**Prompt:** Each line of the material below that holds the word "气滞血瘀证" needs to be copied.

**Task material:**
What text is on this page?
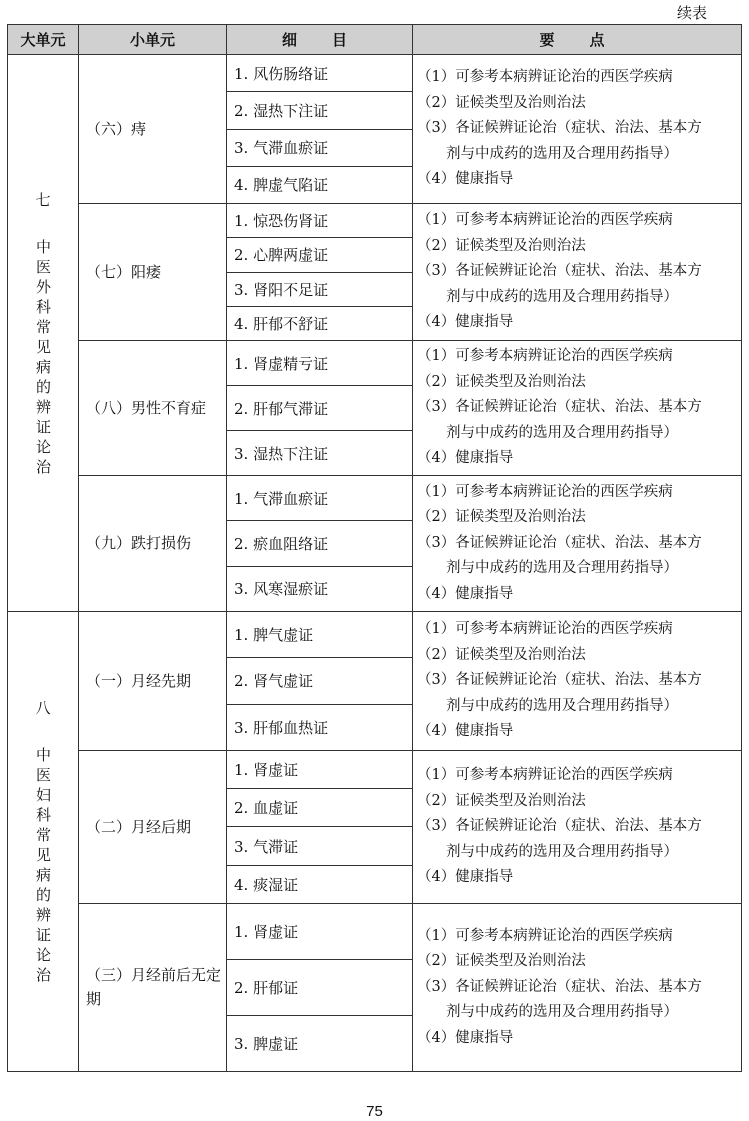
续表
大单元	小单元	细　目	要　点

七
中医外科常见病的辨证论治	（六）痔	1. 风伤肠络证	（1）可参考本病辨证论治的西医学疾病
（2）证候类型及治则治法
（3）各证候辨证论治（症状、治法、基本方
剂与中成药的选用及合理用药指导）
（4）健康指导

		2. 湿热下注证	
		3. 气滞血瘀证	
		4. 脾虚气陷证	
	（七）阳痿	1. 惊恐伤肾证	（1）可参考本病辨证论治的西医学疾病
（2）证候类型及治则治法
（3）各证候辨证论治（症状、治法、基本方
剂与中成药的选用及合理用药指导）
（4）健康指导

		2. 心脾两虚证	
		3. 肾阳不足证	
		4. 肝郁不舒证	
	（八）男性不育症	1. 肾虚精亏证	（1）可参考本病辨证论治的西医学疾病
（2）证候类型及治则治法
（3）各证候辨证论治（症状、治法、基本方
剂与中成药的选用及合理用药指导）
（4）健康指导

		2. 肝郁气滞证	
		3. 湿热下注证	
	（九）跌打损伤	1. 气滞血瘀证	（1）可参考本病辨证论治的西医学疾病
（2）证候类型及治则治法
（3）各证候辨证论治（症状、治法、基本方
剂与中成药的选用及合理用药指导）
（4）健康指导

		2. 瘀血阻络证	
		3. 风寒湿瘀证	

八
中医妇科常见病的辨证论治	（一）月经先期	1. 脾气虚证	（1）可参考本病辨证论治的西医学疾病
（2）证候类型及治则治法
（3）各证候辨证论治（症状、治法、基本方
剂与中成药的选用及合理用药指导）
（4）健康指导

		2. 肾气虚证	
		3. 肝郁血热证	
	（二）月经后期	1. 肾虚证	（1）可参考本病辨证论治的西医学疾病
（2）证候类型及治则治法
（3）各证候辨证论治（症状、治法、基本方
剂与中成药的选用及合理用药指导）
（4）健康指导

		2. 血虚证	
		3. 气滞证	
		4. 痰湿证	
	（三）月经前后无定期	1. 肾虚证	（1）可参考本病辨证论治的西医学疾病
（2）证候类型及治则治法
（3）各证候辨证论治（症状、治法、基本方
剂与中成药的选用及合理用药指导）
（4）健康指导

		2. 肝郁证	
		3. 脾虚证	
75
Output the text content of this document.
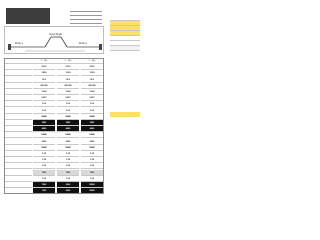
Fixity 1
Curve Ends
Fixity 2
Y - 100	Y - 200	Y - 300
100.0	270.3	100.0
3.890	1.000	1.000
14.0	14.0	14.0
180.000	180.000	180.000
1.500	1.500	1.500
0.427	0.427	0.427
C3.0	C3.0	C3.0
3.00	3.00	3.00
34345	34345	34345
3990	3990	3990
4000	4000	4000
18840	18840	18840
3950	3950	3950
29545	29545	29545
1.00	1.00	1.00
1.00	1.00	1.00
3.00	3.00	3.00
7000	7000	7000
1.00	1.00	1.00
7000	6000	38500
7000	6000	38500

* * *

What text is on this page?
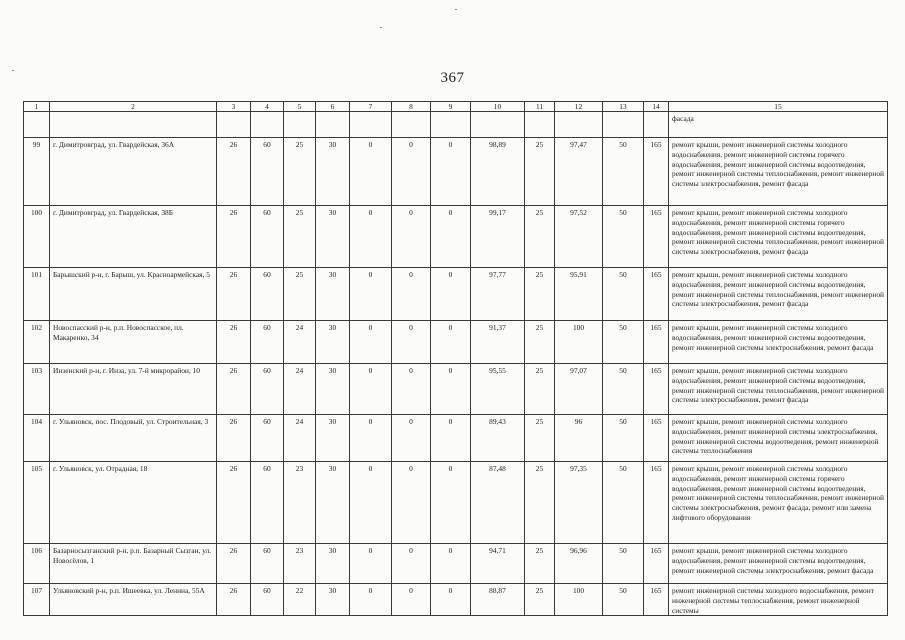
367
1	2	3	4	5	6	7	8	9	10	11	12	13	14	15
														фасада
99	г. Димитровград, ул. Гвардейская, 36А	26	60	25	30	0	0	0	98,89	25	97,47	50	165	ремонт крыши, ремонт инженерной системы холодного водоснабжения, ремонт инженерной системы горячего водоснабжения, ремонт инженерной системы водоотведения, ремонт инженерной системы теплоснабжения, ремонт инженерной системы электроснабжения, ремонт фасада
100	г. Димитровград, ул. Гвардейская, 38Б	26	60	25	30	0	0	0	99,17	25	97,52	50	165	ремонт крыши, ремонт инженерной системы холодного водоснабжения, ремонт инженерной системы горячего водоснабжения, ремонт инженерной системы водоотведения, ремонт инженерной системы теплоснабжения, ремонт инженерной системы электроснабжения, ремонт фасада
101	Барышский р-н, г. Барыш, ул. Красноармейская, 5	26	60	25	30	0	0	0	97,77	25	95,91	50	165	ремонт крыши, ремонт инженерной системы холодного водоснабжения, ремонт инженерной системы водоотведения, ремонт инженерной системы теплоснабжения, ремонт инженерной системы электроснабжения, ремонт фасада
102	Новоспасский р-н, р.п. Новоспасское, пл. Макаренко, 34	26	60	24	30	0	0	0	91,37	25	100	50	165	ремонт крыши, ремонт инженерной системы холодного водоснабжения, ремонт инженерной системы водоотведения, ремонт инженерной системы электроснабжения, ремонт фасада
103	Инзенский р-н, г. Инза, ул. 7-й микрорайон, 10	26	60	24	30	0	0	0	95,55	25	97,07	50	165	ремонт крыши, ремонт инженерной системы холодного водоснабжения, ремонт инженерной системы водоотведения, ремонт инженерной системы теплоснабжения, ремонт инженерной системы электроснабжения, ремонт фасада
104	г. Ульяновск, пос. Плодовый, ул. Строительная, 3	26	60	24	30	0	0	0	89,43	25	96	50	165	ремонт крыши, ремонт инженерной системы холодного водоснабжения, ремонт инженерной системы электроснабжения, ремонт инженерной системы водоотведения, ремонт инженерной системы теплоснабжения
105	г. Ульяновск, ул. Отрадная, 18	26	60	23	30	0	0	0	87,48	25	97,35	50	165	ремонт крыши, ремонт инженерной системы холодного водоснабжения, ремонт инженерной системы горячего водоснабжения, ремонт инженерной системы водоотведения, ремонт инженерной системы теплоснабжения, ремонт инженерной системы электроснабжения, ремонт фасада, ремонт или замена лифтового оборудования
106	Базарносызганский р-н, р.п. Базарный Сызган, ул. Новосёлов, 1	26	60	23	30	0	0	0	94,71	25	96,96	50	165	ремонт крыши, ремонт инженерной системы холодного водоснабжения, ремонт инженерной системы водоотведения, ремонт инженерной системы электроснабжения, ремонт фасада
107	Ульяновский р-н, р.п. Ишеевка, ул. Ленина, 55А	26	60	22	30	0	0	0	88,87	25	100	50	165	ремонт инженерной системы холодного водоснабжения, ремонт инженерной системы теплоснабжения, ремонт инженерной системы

**Written answer:**
		3. 气滞血瘀证	
	（九）跌打损伤	1. 气滞血瘀证	（1）可参考本病辨证论治的西医学疾病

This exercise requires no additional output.